-- Start --

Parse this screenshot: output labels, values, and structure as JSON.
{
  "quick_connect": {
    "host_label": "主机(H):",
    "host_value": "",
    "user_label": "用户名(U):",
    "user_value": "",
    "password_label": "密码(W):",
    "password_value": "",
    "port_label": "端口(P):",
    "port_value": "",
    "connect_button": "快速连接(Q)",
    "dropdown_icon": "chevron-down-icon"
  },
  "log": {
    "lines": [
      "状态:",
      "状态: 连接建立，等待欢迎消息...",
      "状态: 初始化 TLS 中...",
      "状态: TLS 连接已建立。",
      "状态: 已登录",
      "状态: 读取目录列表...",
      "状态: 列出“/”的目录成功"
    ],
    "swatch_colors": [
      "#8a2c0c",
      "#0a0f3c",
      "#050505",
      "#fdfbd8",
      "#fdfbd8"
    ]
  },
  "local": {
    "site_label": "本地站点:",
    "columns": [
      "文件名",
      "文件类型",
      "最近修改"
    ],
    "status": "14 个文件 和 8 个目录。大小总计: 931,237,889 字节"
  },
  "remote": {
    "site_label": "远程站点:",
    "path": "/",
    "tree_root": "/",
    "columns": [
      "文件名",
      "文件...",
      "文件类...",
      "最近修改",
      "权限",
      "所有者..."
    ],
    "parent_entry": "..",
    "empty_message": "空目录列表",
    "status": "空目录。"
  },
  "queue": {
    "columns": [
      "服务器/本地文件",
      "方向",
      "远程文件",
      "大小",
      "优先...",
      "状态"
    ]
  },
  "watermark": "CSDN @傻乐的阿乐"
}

-- End --
-- Start --

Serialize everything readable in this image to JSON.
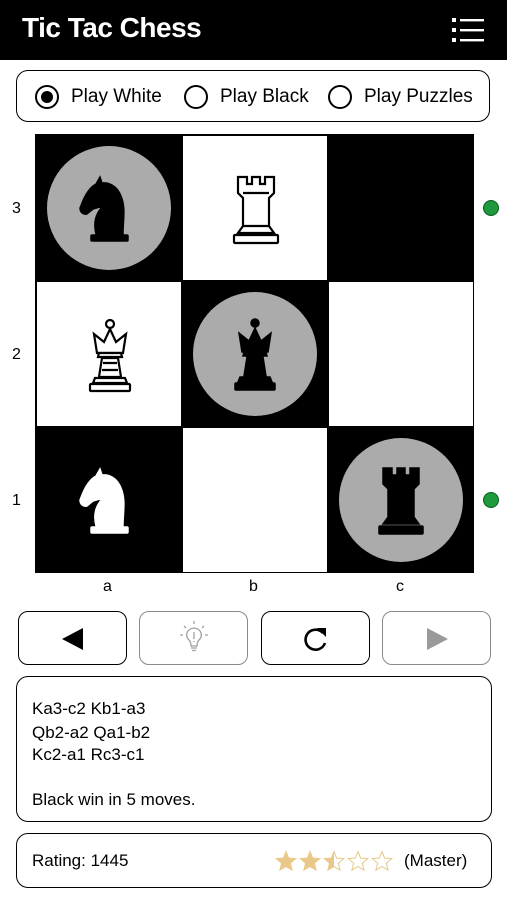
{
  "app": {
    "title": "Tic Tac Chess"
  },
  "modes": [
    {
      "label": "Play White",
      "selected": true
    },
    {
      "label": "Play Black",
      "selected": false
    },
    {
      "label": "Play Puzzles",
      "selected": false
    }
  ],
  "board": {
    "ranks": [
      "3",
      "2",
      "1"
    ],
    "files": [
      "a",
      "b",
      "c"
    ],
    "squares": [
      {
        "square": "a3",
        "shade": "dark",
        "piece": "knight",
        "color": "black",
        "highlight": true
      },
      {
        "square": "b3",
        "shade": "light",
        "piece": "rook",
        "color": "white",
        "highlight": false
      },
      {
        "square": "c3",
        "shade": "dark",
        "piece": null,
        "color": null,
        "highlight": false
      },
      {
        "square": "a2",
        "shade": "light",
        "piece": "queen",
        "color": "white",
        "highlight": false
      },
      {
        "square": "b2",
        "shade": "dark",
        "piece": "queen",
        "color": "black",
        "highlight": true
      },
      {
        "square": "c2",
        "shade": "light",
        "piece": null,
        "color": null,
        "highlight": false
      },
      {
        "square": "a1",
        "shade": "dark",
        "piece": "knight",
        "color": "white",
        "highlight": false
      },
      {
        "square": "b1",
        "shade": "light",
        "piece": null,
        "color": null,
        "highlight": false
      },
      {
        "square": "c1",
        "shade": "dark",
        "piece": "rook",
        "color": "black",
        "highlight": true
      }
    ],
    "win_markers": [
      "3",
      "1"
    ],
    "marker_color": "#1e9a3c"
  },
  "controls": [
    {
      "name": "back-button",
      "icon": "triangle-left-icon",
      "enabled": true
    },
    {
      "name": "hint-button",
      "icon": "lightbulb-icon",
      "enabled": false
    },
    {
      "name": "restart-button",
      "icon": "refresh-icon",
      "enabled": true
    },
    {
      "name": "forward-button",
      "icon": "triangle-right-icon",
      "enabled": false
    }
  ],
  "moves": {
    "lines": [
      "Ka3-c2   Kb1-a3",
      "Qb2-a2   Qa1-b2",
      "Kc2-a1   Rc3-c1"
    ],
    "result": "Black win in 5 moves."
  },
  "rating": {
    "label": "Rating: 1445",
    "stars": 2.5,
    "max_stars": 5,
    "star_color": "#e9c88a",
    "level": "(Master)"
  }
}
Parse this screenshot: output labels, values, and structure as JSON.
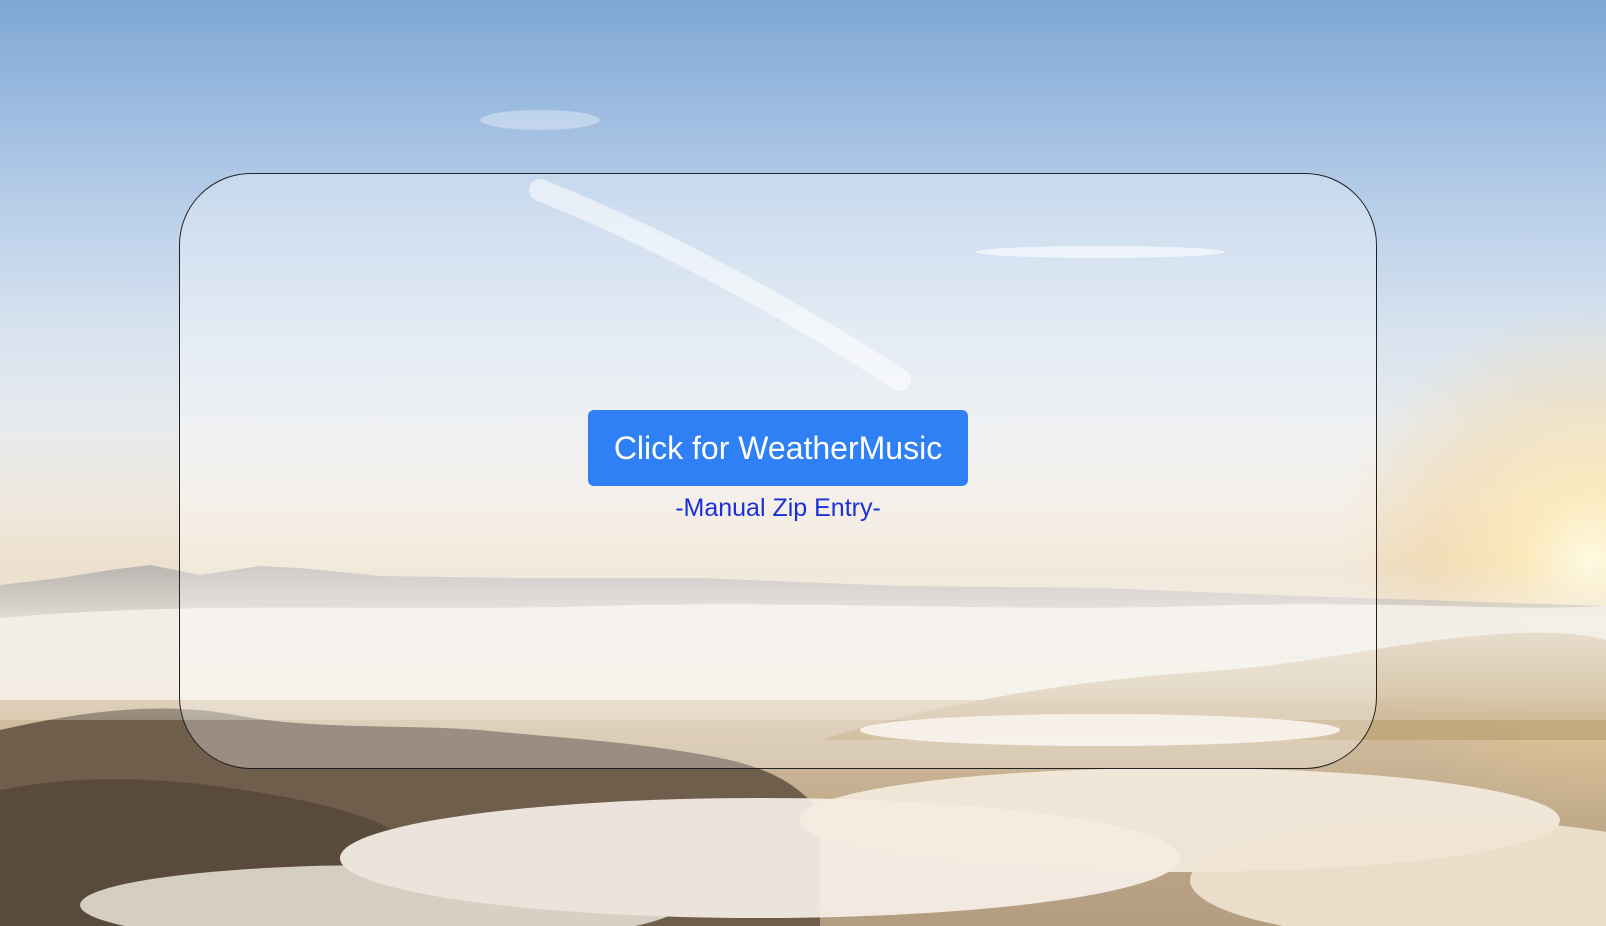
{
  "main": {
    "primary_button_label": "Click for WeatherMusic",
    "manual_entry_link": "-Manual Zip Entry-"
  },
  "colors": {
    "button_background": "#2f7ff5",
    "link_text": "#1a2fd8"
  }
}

-- End --

# What you are asked to do
Work out the number of lines above that include the string "icon" and write only that number.

# Correct result
5